Task to carry out: Reproduce the data exactly and drop any pictures it holds.

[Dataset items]
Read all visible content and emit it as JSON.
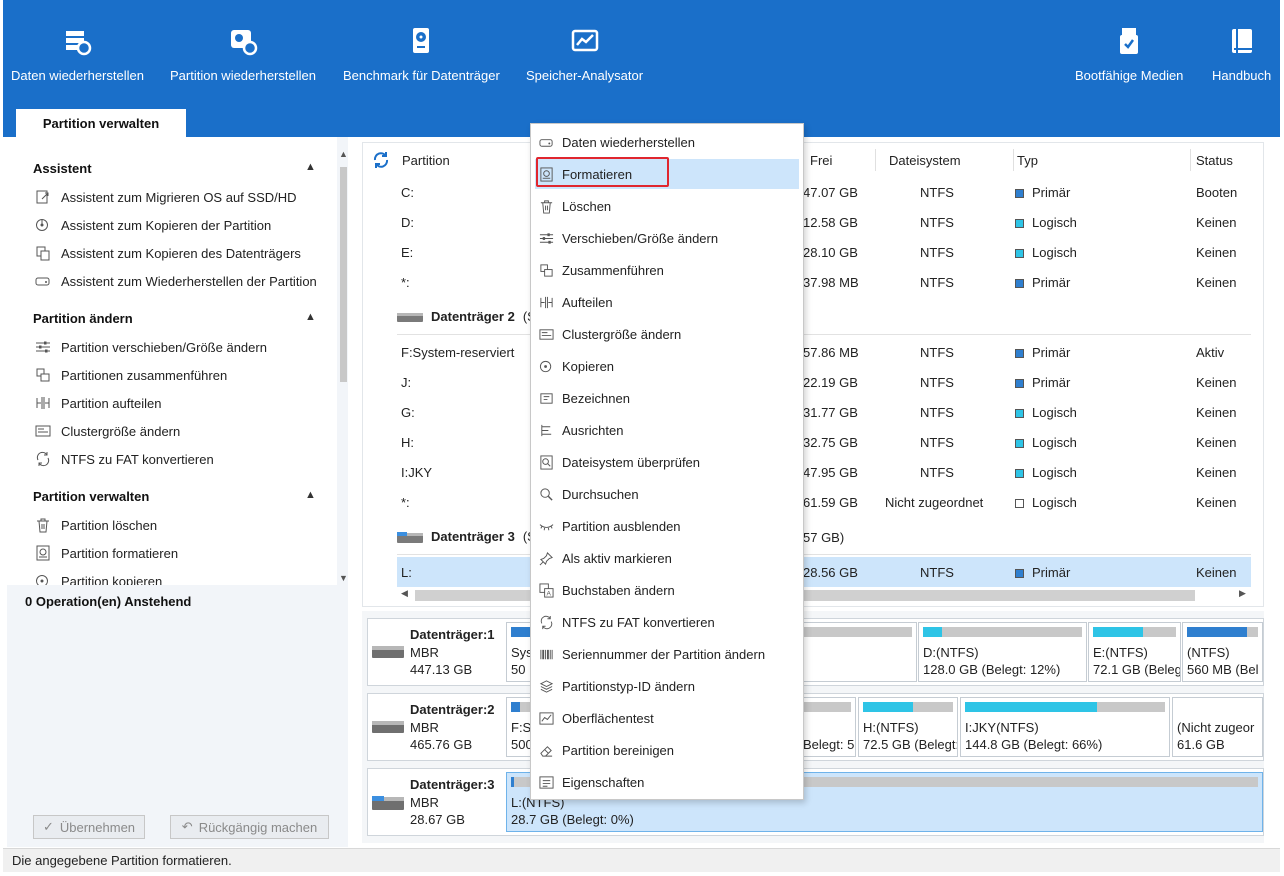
{
  "toolbar": {
    "items": [
      {
        "label": "Daten wiederherstellen",
        "icon": "data-recovery-icon"
      },
      {
        "label": "Partition wiederherstellen",
        "icon": "partition-recovery-icon"
      },
      {
        "label": "Benchmark für Datenträger",
        "icon": "disk-benchmark-icon"
      },
      {
        "label": "Speicher-Analysator",
        "icon": "space-analyzer-icon"
      },
      {
        "label": "Bootfähige Medien",
        "icon": "bootable-media-icon"
      },
      {
        "label": "Handbuch",
        "icon": "manual-book-icon"
      }
    ],
    "active_tab": "Partition verwalten"
  },
  "sidebar": {
    "sections": [
      {
        "title": "Assistent",
        "items": [
          "Assistent zum Migrieren OS auf SSD/HD",
          "Assistent zum Kopieren der Partition",
          "Assistent zum Kopieren des Datenträgers",
          "Assistent zum Wiederherstellen der Partition"
        ]
      },
      {
        "title": "Partition ändern",
        "items": [
          "Partition verschieben/Größe ändern",
          "Partitionen zusammenführen",
          "Partition aufteilen",
          "Clustergröße ändern",
          "NTFS zu FAT konvertieren"
        ]
      },
      {
        "title": "Partition verwalten",
        "items": [
          "Partition löschen",
          "Partition formatieren",
          "Partition kopieren"
        ]
      }
    ],
    "pending": "0 Operation(en) Anstehend",
    "apply_label": "Übernehmen",
    "undo_label": "Rückgängig machen"
  },
  "table": {
    "columns": [
      "Partition",
      "Frei",
      "Dateisystem",
      "Typ",
      "Status"
    ],
    "colors": {
      "primary": "#2f7fcf",
      "logical": "#2ec4e6",
      "unallocated": "#ffffff"
    },
    "rows": [
      {
        "partition": "C:",
        "free": "47.07 GB",
        "fs": "NTFS",
        "type": "Primär",
        "status": "Booten"
      },
      {
        "partition": "D:",
        "free": "12.58 GB",
        "fs": "NTFS",
        "type": "Logisch",
        "status": "Keinen"
      },
      {
        "partition": "E:",
        "free": "28.10 GB",
        "fs": "NTFS",
        "type": "Logisch",
        "status": "Keinen"
      },
      {
        "partition": "*:",
        "free": "37.98 MB",
        "fs": "NTFS",
        "type": "Primär",
        "status": "Keinen"
      },
      {
        "disk": "Datenträger 2",
        "suffix": "(S"
      },
      {
        "partition": "F:System-reserviert",
        "free": "57.86 MB",
        "fs": "NTFS",
        "type": "Primär",
        "status": "Aktiv"
      },
      {
        "partition": "J:",
        "free": "22.19 GB",
        "fs": "NTFS",
        "type": "Primär",
        "status": "Keinen"
      },
      {
        "partition": "G:",
        "free": "31.77 GB",
        "fs": "NTFS",
        "type": "Logisch",
        "status": "Keinen"
      },
      {
        "partition": "H:",
        "free": "32.75 GB",
        "fs": "NTFS",
        "type": "Logisch",
        "status": "Keinen"
      },
      {
        "partition": "I:JKY",
        "free": "47.95 GB",
        "fs": "NTFS",
        "type": "Logisch",
        "status": "Keinen"
      },
      {
        "partition": "*:",
        "free": "61.59 GB",
        "fs": "Nicht zugeordnet",
        "type": "Logisch",
        "status": "Keinen"
      },
      {
        "disk": "Datenträger 3",
        "suffix": "(S",
        "extra": "57 GB)"
      },
      {
        "partition": "L:",
        "free": "28.56 GB",
        "fs": "NTFS",
        "type": "Primär",
        "status": "Keinen",
        "selected": true
      }
    ]
  },
  "diskmap": [
    {
      "name": "Datenträger:1",
      "scheme": "MBR",
      "size": "447.13 GB",
      "partitions": [
        {
          "t1": "Syst",
          "t2": "50 M",
          "used": 0.6,
          "color": "#2f7fcf"
        },
        {
          "t1": "",
          "t2": "",
          "used": 0,
          "color": "#2f7fcf"
        },
        {
          "t1": "D:(NTFS)",
          "t2": "128.0 GB (Belegt: 12%)",
          "used": 0.12,
          "color": "#2ec4e6"
        },
        {
          "t1": "E:(NTFS)",
          "t2": "72.1 GB (Beleg",
          "used": 0.6,
          "color": "#2ec4e6"
        },
        {
          "t1": "(NTFS)",
          "t2": "560 MB (Bel",
          "used": 0.85,
          "color": "#2f7fcf"
        }
      ]
    },
    {
      "name": "Datenträger:2",
      "scheme": "MBR",
      "size": "465.76 GB",
      "partitions": [
        {
          "t1": "F:Sy",
          "t2": "500",
          "used": 0.3,
          "color": "#2f7fcf"
        },
        {
          "t1": "",
          "t2": "Belegt: 5",
          "used": 0.1,
          "color": "#2ec4e6"
        },
        {
          "t1": "H:(NTFS)",
          "t2": "72.5 GB (Belegt:",
          "used": 0.55,
          "color": "#2ec4e6"
        },
        {
          "t1": "I:JKY(NTFS)",
          "t2": "144.8 GB (Belegt: 66%)",
          "used": 0.66,
          "color": "#2ec4e6"
        },
        {
          "t1": "(Nicht zugeor",
          "t2": "61.6 GB",
          "used": 0,
          "color": "#c8c8c8"
        }
      ]
    },
    {
      "name": "Datenträger:3",
      "scheme": "MBR",
      "size": "28.67 GB",
      "partitions": [
        {
          "t1": "L:(NTFS)",
          "t2": "28.7 GB (Belegt: 0%)",
          "used": 0.005,
          "color": "#2f7fcf",
          "selected": true
        }
      ]
    }
  ],
  "context_menu": {
    "items": [
      {
        "label": "Daten wiederherstellen",
        "icon": "drive-recover-icon"
      },
      {
        "label": "Formatieren",
        "icon": "format-icon",
        "highlighted": true
      },
      {
        "label": "Löschen",
        "icon": "trash-icon"
      },
      {
        "label": "Verschieben/Größe ändern",
        "icon": "sliders-icon"
      },
      {
        "label": "Zusammenführen",
        "icon": "merge-icon"
      },
      {
        "label": "Aufteilen",
        "icon": "split-icon"
      },
      {
        "label": "Clustergröße ändern",
        "icon": "cluster-icon"
      },
      {
        "label": "Kopieren",
        "icon": "copy-disc-icon"
      },
      {
        "label": "Bezeichnen",
        "icon": "label-icon"
      },
      {
        "label": "Ausrichten",
        "icon": "align-icon"
      },
      {
        "label": "Dateisystem überprüfen",
        "icon": "check-fs-icon"
      },
      {
        "label": "Durchsuchen",
        "icon": "search-icon"
      },
      {
        "label": "Partition ausblenden",
        "icon": "hide-eye-icon"
      },
      {
        "label": "Als aktiv markieren",
        "icon": "pin-icon"
      },
      {
        "label": "Buchstaben ändern",
        "icon": "letter-icon"
      },
      {
        "label": "NTFS zu FAT konvertieren",
        "icon": "convert-icon"
      },
      {
        "label": "Seriennummer der Partition ändern",
        "icon": "barcode-icon"
      },
      {
        "label": "Partitionstyp-ID ändern",
        "icon": "layers-icon"
      },
      {
        "label": "Oberflächentest",
        "icon": "surface-test-icon"
      },
      {
        "label": "Partition bereinigen",
        "icon": "eraser-icon"
      },
      {
        "label": "Eigenschaften",
        "icon": "properties-icon"
      }
    ]
  },
  "status_bar": "Die angegebene Partition formatieren."
}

Problem solution:
Read all visible content and emit it as JSON.
{
  "toolbar": {
    "items": [
      {
        "label": "Daten wiederherstellen",
        "icon": "data-recovery-icon"
      },
      {
        "label": "Partition wiederherstellen",
        "icon": "partition-recovery-icon"
      },
      {
        "label": "Benchmark für Datenträger",
        "icon": "disk-benchmark-icon"
      },
      {
        "label": "Speicher-Analysator",
        "icon": "space-analyzer-icon"
      },
      {
        "label": "Bootfähige Medien",
        "icon": "bootable-media-icon"
      },
      {
        "label": "Handbuch",
        "icon": "manual-book-icon"
      }
    ],
    "active_tab": "Partition verwalten"
  },
  "sidebar": {
    "sections": [
      {
        "title": "Assistent",
        "items": [
          "Assistent zum Migrieren OS auf SSD/HD",
          "Assistent zum Kopieren der Partition",
          "Assistent zum Kopieren des Datenträgers",
          "Assistent zum Wiederherstellen der Partition"
        ]
      },
      {
        "title": "Partition ändern",
        "items": [
          "Partition verschieben/Größe ändern",
          "Partitionen zusammenführen",
          "Partition aufteilen",
          "Clustergröße ändern",
          "NTFS zu FAT konvertieren"
        ]
      },
      {
        "title": "Partition verwalten",
        "items": [
          "Partition löschen",
          "Partition formatieren",
          "Partition kopieren"
        ]
      }
    ],
    "pending": "0 Operation(en) Anstehend",
    "apply_label": "Übernehmen",
    "undo_label": "Rückgängig machen"
  },
  "table": {
    "columns": [
      "Partition",
      "Frei",
      "Dateisystem",
      "Typ",
      "Status"
    ],
    "colors": {
      "primary": "#2f7fcf",
      "logical": "#2ec4e6",
      "unallocated": "#ffffff"
    },
    "rows": [
      {
        "partition": "C:",
        "free": "47.07 GB",
        "fs": "NTFS",
        "type": "Primär",
        "status": "Booten"
      },
      {
        "partition": "D:",
        "free": "12.58 GB",
        "fs": "NTFS",
        "type": "Logisch",
        "status": "Keinen"
      },
      {
        "partition": "E:",
        "free": "28.10 GB",
        "fs": "NTFS",
        "type": "Logisch",
        "status": "Keinen"
      },
      {
        "partition": "*:",
        "free": "37.98 MB",
        "fs": "NTFS",
        "type": "Primär",
        "status": "Keinen"
      },
      {
        "disk": "Datenträger 2",
        "suffix": "(S"
      },
      {
        "partition": "F:System-reserviert",
        "free": "57.86 MB",
        "fs": "NTFS",
        "type": "Primär",
        "status": "Aktiv"
      },
      {
        "partition": "J:",
        "free": "22.19 GB",
        "fs": "NTFS",
        "type": "Primär",
        "status": "Keinen"
      },
      {
        "partition": "G:",
        "free": "31.77 GB",
        "fs": "NTFS",
        "type": "Logisch",
        "status": "Keinen"
      },
      {
        "partition": "H:",
        "free": "32.75 GB",
        "fs": "NTFS",
        "type": "Logisch",
        "status": "Keinen"
      },
      {
        "partition": "I:JKY",
        "free": "47.95 GB",
        "fs": "NTFS",
        "type": "Logisch",
        "status": "Keinen"
      },
      {
        "partition": "*:",
        "free": "61.59 GB",
        "fs": "Nicht zugeordnet",
        "type": "Logisch",
        "status": "Keinen"
      },
      {
        "disk": "Datenträger 3",
        "suffix": "(S",
        "extra": "57 GB)"
      },
      {
        "partition": "L:",
        "free": "28.56 GB",
        "fs": "NTFS",
        "type": "Primär",
        "status": "Keinen",
        "selected": true
      }
    ]
  },
  "diskmap": [
    {
      "name": "Datenträger:1",
      "scheme": "MBR",
      "size": "447.13 GB",
      "partitions": [
        {
          "t1": "Syst",
          "t2": "50 M",
          "used": 0.6,
          "color": "#2f7fcf"
        },
        {
          "t1": "",
          "t2": "",
          "used": 0,
          "color": "#2f7fcf"
        },
        {
          "t1": "D:(NTFS)",
          "t2": "128.0 GB (Belegt: 12%)",
          "used": 0.12,
          "color": "#2ec4e6"
        },
        {
          "t1": "E:(NTFS)",
          "t2": "72.1 GB (Beleg",
          "used": 0.6,
          "color": "#2ec4e6"
        },
        {
          "t1": "(NTFS)",
          "t2": "560 MB (Bel",
          "used": 0.85,
          "color": "#2f7fcf"
        }
      ]
    },
    {
      "name": "Datenträger:2",
      "scheme": "MBR",
      "size": "465.76 GB",
      "partitions": [
        {
          "t1": "F:Sy",
          "t2": "500",
          "used": 0.3,
          "color": "#2f7fcf"
        },
        {
          "t1": "",
          "t2": "Belegt: 5",
          "used": 0.1,
          "color": "#2ec4e6"
        },
        {
          "t1": "H:(NTFS)",
          "t2": "72.5 GB (Belegt:",
          "used": 0.55,
          "color": "#2ec4e6"
        },
        {
          "t1": "I:JKY(NTFS)",
          "t2": "144.8 GB (Belegt: 66%)",
          "used": 0.66,
          "color": "#2ec4e6"
        },
        {
          "t1": "(Nicht zugeor",
          "t2": "61.6 GB",
          "used": 0,
          "color": "#c8c8c8"
        }
      ]
    },
    {
      "name": "Datenträger:3",
      "scheme": "MBR",
      "size": "28.67 GB",
      "partitions": [
        {
          "t1": "L:(NTFS)",
          "t2": "28.7 GB (Belegt: 0%)",
          "used": 0.005,
          "color": "#2f7fcf",
          "selected": true
        }
      ]
    }
  ],
  "context_menu": {
    "items": [
      {
        "label": "Daten wiederherstellen",
        "icon": "drive-recover-icon"
      },
      {
        "label": "Formatieren",
        "icon": "format-icon",
        "highlighted": true
      },
      {
        "label": "Löschen",
        "icon": "trash-icon"
      },
      {
        "label": "Verschieben/Größe ändern",
        "icon": "sliders-icon"
      },
      {
        "label": "Zusammenführen",
        "icon": "merge-icon"
      },
      {
        "label": "Aufteilen",
        "icon": "split-icon"
      },
      {
        "label": "Clustergröße ändern",
        "icon": "cluster-icon"
      },
      {
        "label": "Kopieren",
        "icon": "copy-disc-icon"
      },
      {
        "label": "Bezeichnen",
        "icon": "label-icon"
      },
      {
        "label": "Ausrichten",
        "icon": "align-icon"
      },
      {
        "label": "Dateisystem überprüfen",
        "icon": "check-fs-icon"
      },
      {
        "label": "Durchsuchen",
        "icon": "search-icon"
      },
      {
        "label": "Partition ausblenden",
        "icon": "hide-eye-icon"
      },
      {
        "label": "Als aktiv markieren",
        "icon": "pin-icon"
      },
      {
        "label": "Buchstaben ändern",
        "icon": "letter-icon"
      },
      {
        "label": "NTFS zu FAT konvertieren",
        "icon": "convert-icon"
      },
      {
        "label": "Seriennummer der Partition ändern",
        "icon": "barcode-icon"
      },
      {
        "label": "Partitionstyp-ID ändern",
        "icon": "layers-icon"
      },
      {
        "label": "Oberflächentest",
        "icon": "surface-test-icon"
      },
      {
        "label": "Partition bereinigen",
        "icon": "eraser-icon"
      },
      {
        "label": "Eigenschaften",
        "icon": "properties-icon"
      }
    ]
  },
  "status_bar": "Die angegebene Partition formatieren."
}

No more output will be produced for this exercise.